TO DO
Which lines in the records below contain the word "Anomalies"? Copy each of them.

MATERIAL FOR THE TASK
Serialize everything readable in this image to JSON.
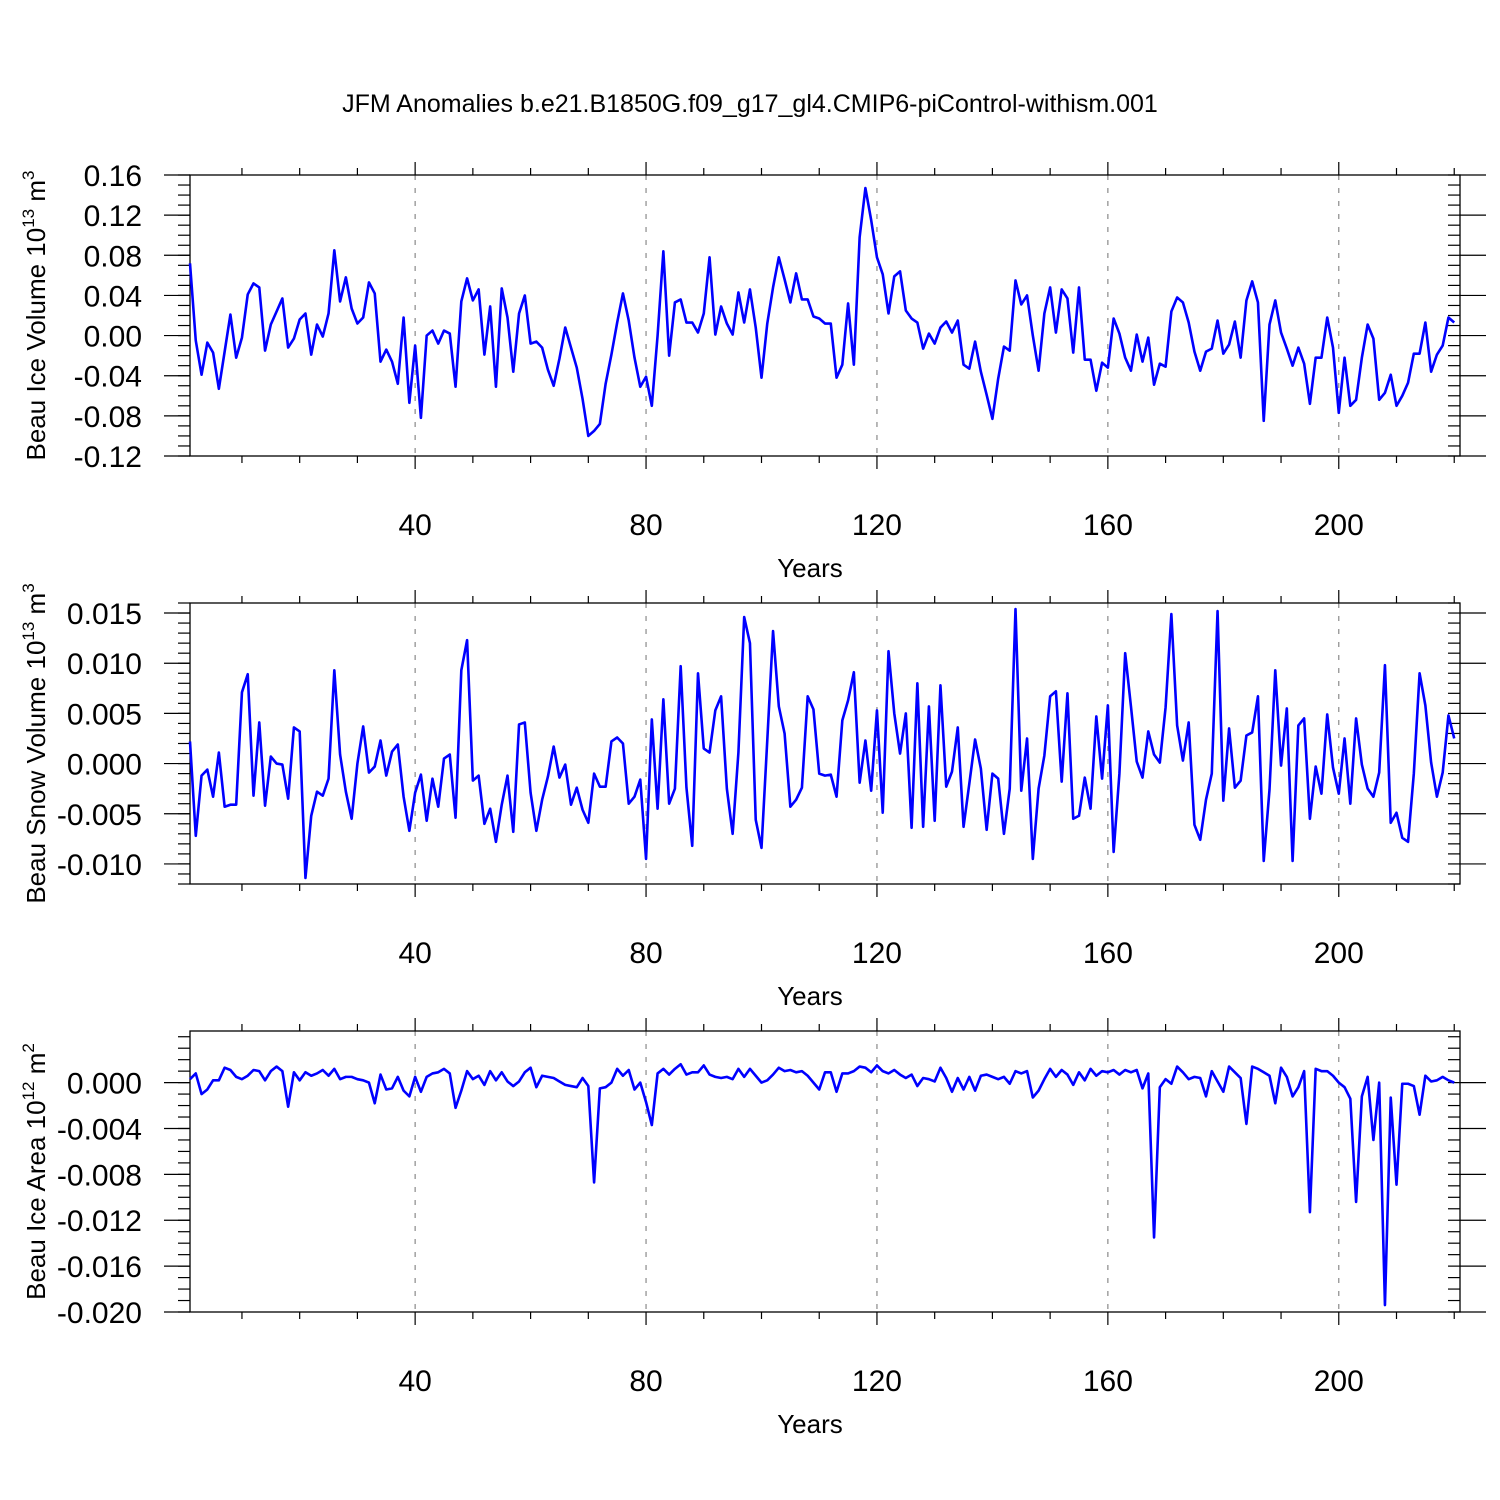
{
  "title": "JFM Anomalies b.e21.B1850G.f09_g17_gl4.CMIP6-piControl-withism.001",
  "chart_data": [
    {
      "type": "line",
      "title": "JFM Anomalies b.e21.B1850G.f09_g17_gl4.CMIP6-piControl-withism.001",
      "xlabel": "Years",
      "ylabel": "Beau Ice Volume 10",
      "ylabel_exp": "13",
      "ylabel_unit": " m",
      "ylabel_unit_exp": "3",
      "xlim": [
        1,
        221
      ],
      "ylim": [
        -0.12,
        0.16
      ],
      "xticks": [
        40,
        80,
        120,
        160,
        200
      ],
      "yticks": [
        -0.12,
        -0.08,
        -0.04,
        0.0,
        0.04,
        0.08,
        0.12,
        0.16
      ],
      "yticklabels": [
        "-0.12",
        "-0.08",
        "-0.04",
        "0.00",
        "0.04",
        "0.08",
        "0.12",
        "0.16"
      ],
      "ytick_minor_step": 0.01,
      "grid": "dashed vertical at major x ticks",
      "color": "#0000ff",
      "series": [
        {
          "x_start": 1,
          "values": [
            0.072,
            -0.005,
            -0.039,
            -0.007,
            -0.017,
            -0.053,
            -0.016,
            0.021,
            -0.022,
            -0.002,
            0.041,
            0.052,
            0.048,
            -0.015,
            0.011,
            0.024,
            0.037,
            -0.012,
            -0.003,
            0.016,
            0.022,
            -0.019,
            0.011,
            -0.001,
            0.022,
            0.085,
            0.034,
            0.058,
            0.027,
            0.012,
            0.018,
            0.053,
            0.042,
            -0.026,
            -0.014,
            -0.026,
            -0.048,
            0.018,
            -0.067,
            -0.01,
            -0.082,
            0.0,
            0.005,
            -0.008,
            0.005,
            0.002,
            -0.051,
            0.034,
            0.057,
            0.035,
            0.046,
            -0.019,
            0.029,
            -0.051,
            0.047,
            0.018,
            -0.036,
            0.022,
            0.04,
            -0.008,
            -0.006,
            -0.012,
            -0.034,
            -0.05,
            -0.023,
            0.008,
            -0.012,
            -0.032,
            -0.063,
            -0.1,
            -0.095,
            -0.088,
            -0.048,
            -0.019,
            0.013,
            0.042,
            0.015,
            -0.022,
            -0.051,
            -0.041,
            -0.07,
            0.0,
            0.084,
            -0.02,
            0.033,
            0.036,
            0.013,
            0.013,
            0.003,
            0.022,
            0.078,
            0.001,
            0.029,
            0.012,
            0.001,
            0.043,
            0.013,
            0.046,
            0.008,
            -0.042,
            0.012,
            0.048,
            0.078,
            0.056,
            0.033,
            0.062,
            0.036,
            0.036,
            0.019,
            0.017,
            0.012,
            0.012,
            -0.042,
            -0.029,
            0.032,
            -0.029,
            0.098,
            0.147,
            0.115,
            0.078,
            0.061,
            0.022,
            0.059,
            0.064,
            0.025,
            0.017,
            0.013,
            -0.013,
            0.002,
            -0.008,
            0.008,
            0.014,
            0.003,
            0.015,
            -0.029,
            -0.033,
            -0.006,
            -0.036,
            -0.059,
            -0.083,
            -0.043,
            -0.011,
            -0.015,
            0.055,
            0.031,
            0.04,
            0.0,
            -0.035,
            0.022,
            0.048,
            0.003,
            0.046,
            0.037,
            -0.017,
            0.048,
            -0.024,
            -0.024,
            -0.055,
            -0.027,
            -0.032,
            0.017,
            0.002,
            -0.022,
            -0.035,
            0.001,
            -0.026,
            -0.002,
            -0.049,
            -0.028,
            -0.031,
            0.024,
            0.038,
            0.033,
            0.013,
            -0.016,
            -0.035,
            -0.016,
            -0.013,
            0.015,
            -0.018,
            -0.009,
            0.014,
            -0.022,
            0.035,
            0.054,
            0.033,
            -0.085,
            0.011,
            0.035,
            0.003,
            -0.013,
            -0.03,
            -0.012,
            -0.028,
            -0.068,
            -0.022,
            -0.022,
            0.018,
            -0.012,
            -0.077,
            -0.022,
            -0.07,
            -0.064,
            -0.022,
            0.011,
            -0.003,
            -0.064,
            -0.057,
            -0.039,
            -0.07,
            -0.06,
            -0.047,
            -0.018,
            -0.018,
            0.013,
            -0.036,
            -0.019,
            -0.01,
            0.018,
            0.013
          ]
        }
      ]
    },
    {
      "type": "line",
      "xlabel": "Years",
      "ylabel": "Beau Snow Volume 10",
      "ylabel_exp": "13",
      "ylabel_unit": " m",
      "ylabel_unit_exp": "3",
      "xlim": [
        1,
        221
      ],
      "ylim": [
        -0.012,
        0.016
      ],
      "xticks": [
        40,
        80,
        120,
        160,
        200
      ],
      "yticks": [
        -0.01,
        -0.005,
        0.0,
        0.005,
        0.01,
        0.015
      ],
      "yticklabels": [
        "-0.010",
        "-0.005",
        "0.000",
        "0.005",
        "0.010",
        "0.015"
      ],
      "ytick_minor_step": 0.001,
      "grid": "dashed vertical at major x ticks",
      "color": "#0000ff",
      "series": [
        {
          "x_start": 1,
          "values": [
            0.0022,
            -0.0072,
            -0.0012,
            -0.0006,
            -0.0033,
            0.0011,
            -0.0043,
            -0.0041,
            -0.0041,
            0.0071,
            0.0089,
            -0.0032,
            0.0041,
            -0.0042,
            0.0007,
            0.0,
            -0.0001,
            -0.0035,
            0.0036,
            0.0032,
            -0.0114,
            -0.0052,
            -0.0028,
            -0.0032,
            -0.0015,
            0.0093,
            0.0009,
            -0.0028,
            -0.0055,
            0.0,
            0.0037,
            -0.0009,
            -0.0003,
            0.0023,
            -0.0012,
            0.0012,
            0.0019,
            -0.0033,
            -0.0067,
            -0.0029,
            -0.0011,
            -0.0057,
            -0.0015,
            -0.0043,
            0.0005,
            0.0009,
            -0.0054,
            0.0093,
            0.0123,
            -0.0017,
            -0.0012,
            -0.006,
            -0.0045,
            -0.0078,
            -0.0041,
            -0.0012,
            -0.0068,
            0.0039,
            0.0041,
            -0.0029,
            -0.0067,
            -0.0036,
            -0.0013,
            0.0017,
            -0.0014,
            -0.0001,
            -0.0041,
            -0.0024,
            -0.0046,
            -0.0059,
            -0.001,
            -0.0023,
            -0.0023,
            0.0022,
            0.0026,
            0.002,
            -0.004,
            -0.0033,
            -0.0016,
            -0.0095,
            0.0044,
            -0.0045,
            0.0064,
            -0.004,
            -0.0025,
            0.0097,
            -0.0024,
            -0.0082,
            0.009,
            0.0015,
            0.0011,
            0.0053,
            0.0067,
            -0.0025,
            -0.007,
            0.0011,
            0.0146,
            0.012,
            -0.0056,
            -0.0084,
            0.0023,
            0.0132,
            0.0057,
            0.003,
            -0.0043,
            -0.0036,
            -0.0024,
            0.0067,
            0.0054,
            -0.001,
            -0.0012,
            -0.0011,
            -0.0033,
            0.0043,
            0.0063,
            0.0091,
            -0.0019,
            0.0023,
            -0.0027,
            0.0053,
            -0.0049,
            0.0112,
            0.005,
            0.001,
            0.005,
            -0.0064,
            0.008,
            -0.0063,
            0.0057,
            -0.0057,
            0.0078,
            -0.0023,
            -0.0008,
            0.0036,
            -0.0063,
            -0.002,
            0.0024,
            -0.0005,
            -0.0066,
            -0.001,
            -0.0015,
            -0.007,
            -0.0025,
            0.0154,
            -0.0027,
            0.0025,
            -0.0095,
            -0.0025,
            0.0008,
            0.0067,
            0.0072,
            -0.0018,
            0.007,
            -0.0055,
            -0.0052,
            -0.0014,
            -0.0045,
            0.0047,
            -0.0015,
            0.0058,
            -0.0088,
            -0.001,
            0.011,
            0.0057,
            0.0002,
            -0.0014,
            0.0032,
            0.0009,
            0.0001,
            0.0056,
            0.0149,
            0.0038,
            0.0003,
            0.0041,
            -0.0061,
            -0.0076,
            -0.0036,
            -0.001,
            0.0152,
            -0.0037,
            0.0035,
            -0.0024,
            -0.0017,
            0.0028,
            0.0031,
            0.0067,
            -0.0097,
            -0.0026,
            0.0093,
            -0.0002,
            0.0055,
            -0.0097,
            0.0038,
            0.0045,
            -0.0055,
            -0.0003,
            -0.003,
            0.0049,
            -0.0004,
            -0.003,
            0.0025,
            -0.004,
            0.0045,
            -0.0001,
            -0.0025,
            -0.0033,
            -0.0009,
            0.0098,
            -0.0059,
            -0.0049,
            -0.0074,
            -0.0078,
            -0.001,
            0.009,
            0.0058,
            0.0001,
            -0.0033,
            -0.0009,
            0.0048,
            0.0025
          ]
        }
      ]
    },
    {
      "type": "line",
      "xlabel": "Years",
      "ylabel": "Beau Ice Area 10",
      "ylabel_exp": "12",
      "ylabel_unit": " m",
      "ylabel_unit_exp": "2",
      "xlim": [
        1,
        221
      ],
      "ylim": [
        -0.02,
        0.0045
      ],
      "xticks": [
        40,
        80,
        120,
        160,
        200
      ],
      "yticks": [
        -0.02,
        -0.016,
        -0.012,
        -0.008,
        -0.004,
        0.0
      ],
      "yticklabels": [
        "-0.020",
        "-0.016",
        "-0.012",
        "-0.008",
        "-0.004",
        "0.000"
      ],
      "ytick_minor_step": 0.001,
      "grid": "dashed vertical at major x ticks",
      "color": "#0000ff",
      "series": [
        {
          "x_start": 1,
          "values": [
            0.0003,
            0.0008,
            -0.001,
            -0.0006,
            0.0002,
            0.0002,
            0.0013,
            0.0011,
            0.0005,
            0.0003,
            0.0006,
            0.0011,
            0.001,
            0.0002,
            0.001,
            0.0014,
            0.001,
            -0.0021,
            0.0009,
            0.0002,
            0.0009,
            0.0006,
            0.0008,
            0.0011,
            0.0006,
            0.0012,
            0.0003,
            0.0005,
            0.0005,
            0.0003,
            0.0002,
            0.0,
            -0.0018,
            0.0007,
            -0.0006,
            -0.0005,
            0.0005,
            -0.0007,
            -0.0012,
            0.0005,
            -0.0008,
            0.0005,
            0.0008,
            0.0009,
            0.0012,
            0.0008,
            -0.0022,
            -0.0007,
            0.001,
            0.0003,
            0.0006,
            -0.0002,
            0.001,
            0.0002,
            0.0009,
            0.0001,
            -0.0003,
            0.0001,
            0.0009,
            0.0013,
            -0.0004,
            0.0006,
            0.0005,
            0.0004,
            0.0001,
            -0.0002,
            -0.0003,
            -0.0004,
            0.0004,
            -0.0003,
            -0.0087,
            -0.0005,
            -0.0004,
            0.0,
            0.0012,
            0.0006,
            0.0011,
            -0.0006,
            0.0,
            -0.0017,
            -0.0037,
            0.0008,
            0.0012,
            0.0007,
            0.0012,
            0.0016,
            0.0007,
            0.0009,
            0.0009,
            0.0015,
            0.0007,
            0.0005,
            0.0004,
            0.0005,
            0.0003,
            0.0012,
            0.0005,
            0.0012,
            0.0006,
            0.0,
            0.0002,
            0.0007,
            0.0013,
            0.001,
            0.0011,
            0.0009,
            0.001,
            0.0006,
            0.0,
            -0.0006,
            0.0009,
            0.0009,
            -0.0008,
            0.0008,
            0.0008,
            0.001,
            0.0014,
            0.0013,
            0.0009,
            0.0015,
            0.001,
            0.0008,
            0.0011,
            0.0007,
            0.0004,
            0.0007,
            -0.0003,
            0.0004,
            0.0003,
            0.0001,
            0.0013,
            0.0004,
            -0.0008,
            0.0004,
            -0.0006,
            0.0005,
            -0.0007,
            0.0006,
            0.0007,
            0.0005,
            0.0003,
            0.0005,
            -0.0001,
            0.001,
            0.0008,
            0.001,
            -0.0013,
            -0.0007,
            0.0003,
            0.0012,
            0.0005,
            0.0011,
            0.0007,
            -0.0002,
            0.0009,
            0.0002,
            0.0012,
            0.0006,
            0.001,
            0.0009,
            0.0011,
            0.0007,
            0.0011,
            0.0009,
            0.0011,
            -0.0005,
            0.0008,
            -0.0135,
            -0.0004,
            0.0003,
            -0.0001,
            0.0014,
            0.0009,
            0.0003,
            0.0005,
            0.0004,
            -0.0012,
            0.001,
            0.0001,
            -0.0008,
            0.0014,
            0.0009,
            0.0004,
            -0.0036,
            0.0014,
            0.0012,
            0.0009,
            0.0006,
            -0.0018,
            0.0013,
            0.0005,
            -0.0012,
            -0.0004,
            0.001,
            -0.0113,
            0.0012,
            0.001,
            0.001,
            0.0006,
            0.0,
            -0.0004,
            -0.0014,
            -0.0104,
            -0.0012,
            0.0005,
            -0.005,
            0.0,
            -0.0194,
            -0.0013,
            -0.0089,
            -0.0001,
            -0.0001,
            -0.0003,
            -0.0028,
            0.0006,
            0.0001,
            0.0002,
            0.0005,
            0.0002,
            0.0
          ]
        }
      ]
    }
  ]
}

RESPONSE
  "title": "JFM Anomalies b.e21.B1850G.f09_g17_gl4.CMIP6-piControl-withism.001",
      "title": "JFM Anomalies b.e21.B1850G.f09_g17_gl4.CMIP6-piControl-withism.001",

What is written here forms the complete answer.